_What you will do_
Scan the material and copy every line in which "classes" appears.

_Listed records_
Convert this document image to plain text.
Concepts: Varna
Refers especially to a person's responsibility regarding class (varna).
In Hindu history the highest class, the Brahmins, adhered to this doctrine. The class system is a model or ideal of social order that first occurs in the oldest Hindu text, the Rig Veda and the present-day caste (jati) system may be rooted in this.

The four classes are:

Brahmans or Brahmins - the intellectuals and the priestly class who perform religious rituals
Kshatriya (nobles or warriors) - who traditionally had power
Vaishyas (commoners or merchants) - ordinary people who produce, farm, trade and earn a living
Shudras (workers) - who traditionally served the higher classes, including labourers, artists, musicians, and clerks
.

_Response_
The four classes are:
Shudras (workers) - who traditionally served the higher classes, including labourers, artists, musicians, and clerks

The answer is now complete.